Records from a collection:

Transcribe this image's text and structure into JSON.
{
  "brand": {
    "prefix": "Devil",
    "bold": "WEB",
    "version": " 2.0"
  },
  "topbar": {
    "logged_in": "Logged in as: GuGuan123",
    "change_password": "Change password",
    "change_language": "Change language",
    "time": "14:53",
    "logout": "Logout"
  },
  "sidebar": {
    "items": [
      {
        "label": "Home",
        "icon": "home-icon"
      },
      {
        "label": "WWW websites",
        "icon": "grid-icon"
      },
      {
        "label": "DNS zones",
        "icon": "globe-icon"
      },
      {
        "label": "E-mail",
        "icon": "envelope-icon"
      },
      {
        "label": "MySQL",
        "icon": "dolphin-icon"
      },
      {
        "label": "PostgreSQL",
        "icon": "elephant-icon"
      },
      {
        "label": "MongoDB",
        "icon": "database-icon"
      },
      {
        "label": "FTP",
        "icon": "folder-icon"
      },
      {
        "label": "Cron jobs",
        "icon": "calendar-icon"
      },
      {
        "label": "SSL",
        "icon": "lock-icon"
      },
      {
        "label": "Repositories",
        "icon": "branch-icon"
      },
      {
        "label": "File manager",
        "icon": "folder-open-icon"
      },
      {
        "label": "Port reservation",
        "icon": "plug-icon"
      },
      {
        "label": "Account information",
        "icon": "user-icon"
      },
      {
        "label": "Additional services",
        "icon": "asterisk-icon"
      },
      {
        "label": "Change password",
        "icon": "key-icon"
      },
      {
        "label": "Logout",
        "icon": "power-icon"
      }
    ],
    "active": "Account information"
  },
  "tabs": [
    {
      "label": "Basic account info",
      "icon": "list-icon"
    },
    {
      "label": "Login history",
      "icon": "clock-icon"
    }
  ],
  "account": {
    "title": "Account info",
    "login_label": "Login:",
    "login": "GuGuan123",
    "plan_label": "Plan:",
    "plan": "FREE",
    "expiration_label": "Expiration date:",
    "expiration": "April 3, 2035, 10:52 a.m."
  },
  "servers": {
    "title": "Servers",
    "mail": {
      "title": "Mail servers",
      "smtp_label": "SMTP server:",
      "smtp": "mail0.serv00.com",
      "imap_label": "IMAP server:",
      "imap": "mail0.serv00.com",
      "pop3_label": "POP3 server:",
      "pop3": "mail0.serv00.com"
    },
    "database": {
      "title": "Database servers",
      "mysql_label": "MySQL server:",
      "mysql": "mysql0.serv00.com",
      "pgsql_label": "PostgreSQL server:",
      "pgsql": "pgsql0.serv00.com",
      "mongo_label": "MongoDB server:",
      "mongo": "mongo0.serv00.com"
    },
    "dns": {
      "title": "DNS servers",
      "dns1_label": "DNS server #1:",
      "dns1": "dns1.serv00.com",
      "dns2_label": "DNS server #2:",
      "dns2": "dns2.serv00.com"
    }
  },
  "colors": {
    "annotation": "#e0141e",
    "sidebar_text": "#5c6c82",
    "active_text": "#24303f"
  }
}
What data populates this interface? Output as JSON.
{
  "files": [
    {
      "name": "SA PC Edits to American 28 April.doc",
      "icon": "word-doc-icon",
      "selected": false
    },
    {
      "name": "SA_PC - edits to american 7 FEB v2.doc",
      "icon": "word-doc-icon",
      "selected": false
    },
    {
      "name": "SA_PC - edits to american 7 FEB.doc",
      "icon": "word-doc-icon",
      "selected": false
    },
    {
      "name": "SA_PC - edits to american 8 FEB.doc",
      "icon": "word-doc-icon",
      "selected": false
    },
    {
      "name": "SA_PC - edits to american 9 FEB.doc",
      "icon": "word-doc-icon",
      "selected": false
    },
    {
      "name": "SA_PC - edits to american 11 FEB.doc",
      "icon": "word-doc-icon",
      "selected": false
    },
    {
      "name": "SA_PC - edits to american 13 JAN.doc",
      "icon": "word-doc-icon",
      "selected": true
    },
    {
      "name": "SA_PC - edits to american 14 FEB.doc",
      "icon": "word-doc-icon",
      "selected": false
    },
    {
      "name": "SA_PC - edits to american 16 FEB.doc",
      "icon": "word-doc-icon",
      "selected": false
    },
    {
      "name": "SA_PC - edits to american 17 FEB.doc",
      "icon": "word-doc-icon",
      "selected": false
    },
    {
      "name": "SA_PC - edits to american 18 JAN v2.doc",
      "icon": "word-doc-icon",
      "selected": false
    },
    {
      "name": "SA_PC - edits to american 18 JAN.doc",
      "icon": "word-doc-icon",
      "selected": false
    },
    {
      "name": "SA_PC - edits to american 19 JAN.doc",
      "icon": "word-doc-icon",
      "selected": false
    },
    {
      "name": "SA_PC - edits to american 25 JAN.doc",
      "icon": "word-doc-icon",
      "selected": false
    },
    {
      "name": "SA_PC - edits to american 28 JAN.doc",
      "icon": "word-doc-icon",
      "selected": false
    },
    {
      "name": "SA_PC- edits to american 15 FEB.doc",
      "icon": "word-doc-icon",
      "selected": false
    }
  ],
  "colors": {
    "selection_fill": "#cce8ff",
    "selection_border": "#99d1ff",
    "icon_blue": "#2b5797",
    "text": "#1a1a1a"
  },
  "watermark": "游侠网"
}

*Given exercise*.
Show the lines of the records that contain the word "information".

*Solution to the problem*.
        "label": "Account information",
    "active": "Account information"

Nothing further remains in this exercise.